> **What is required**: Which lines hold the string "Магнитная"? Copy every one of them.

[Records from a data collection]
⁂
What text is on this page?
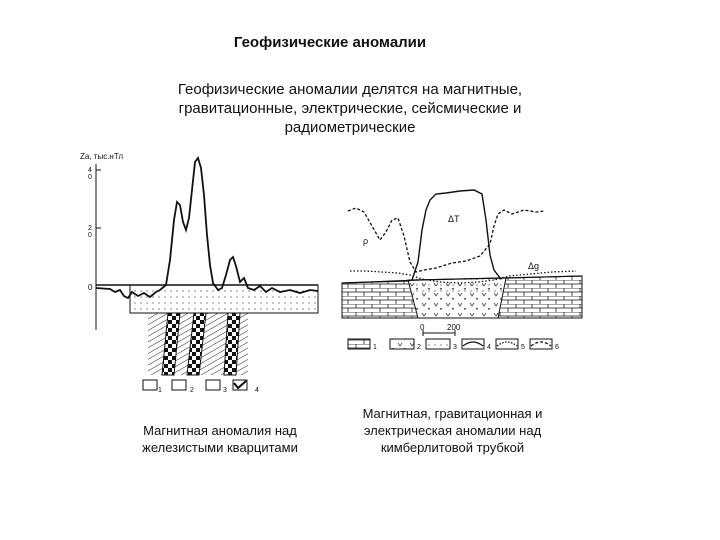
Геофизические аномалии
Геофизические аномалии делятся на магнитные,
гравитационные, электрические, сейсмические и
радиометрические
Za, тыс.нТл
4
0
2
0
0
1	2	3	4
ΔT
ρ
Δg
0	200
1	2	3	4	5	6
Магнитная аномалия над
железистыми кварцитами
Магнитная, гравитационная и
электрическая аномалии над
кимберлитовой трубкой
⁂
> **Answer to the exercise**:
Магнитная аномалия над
Магнитная, гравитационная и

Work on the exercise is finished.